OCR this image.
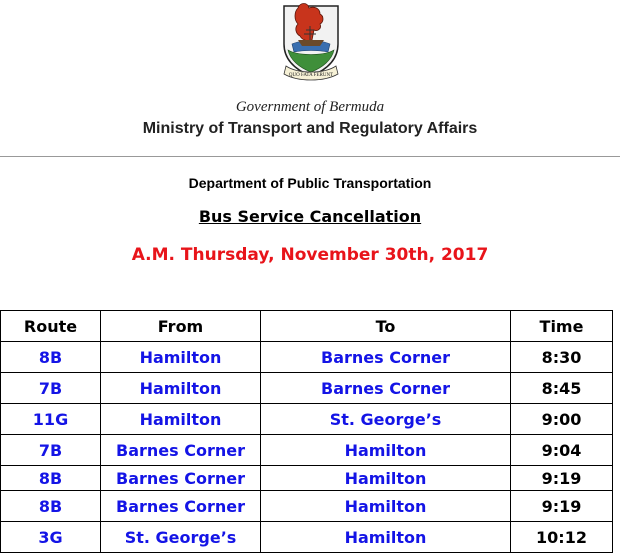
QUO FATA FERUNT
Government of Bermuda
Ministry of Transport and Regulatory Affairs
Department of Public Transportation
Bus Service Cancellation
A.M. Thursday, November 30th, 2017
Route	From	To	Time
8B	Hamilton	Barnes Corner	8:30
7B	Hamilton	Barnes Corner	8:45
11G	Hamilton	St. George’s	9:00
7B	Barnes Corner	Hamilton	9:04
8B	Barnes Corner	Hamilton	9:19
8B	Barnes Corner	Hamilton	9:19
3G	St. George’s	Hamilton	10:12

_ _ _ _ _ _ _

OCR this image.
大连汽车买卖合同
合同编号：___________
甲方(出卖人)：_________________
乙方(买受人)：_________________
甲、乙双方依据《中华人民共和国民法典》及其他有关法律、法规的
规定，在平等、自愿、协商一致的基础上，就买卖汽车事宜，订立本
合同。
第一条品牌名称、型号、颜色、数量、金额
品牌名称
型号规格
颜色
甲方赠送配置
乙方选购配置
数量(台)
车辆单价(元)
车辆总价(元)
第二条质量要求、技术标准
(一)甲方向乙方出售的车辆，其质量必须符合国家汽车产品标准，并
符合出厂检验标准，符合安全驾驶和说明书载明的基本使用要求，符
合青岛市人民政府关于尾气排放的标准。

_ _ _ _ _ _ _

» Task statement: Return all lines containing "Barnes".

» Completed exercise:
8B	Hamilton	Barnes Corner	8:30
7B	Hamilton	Barnes Corner	8:45
7B	Barnes Corner	Hamilton	9:04
8B	Barnes Corner	Hamilton	9:19
8B	Barnes Corner	Hamilton	9:19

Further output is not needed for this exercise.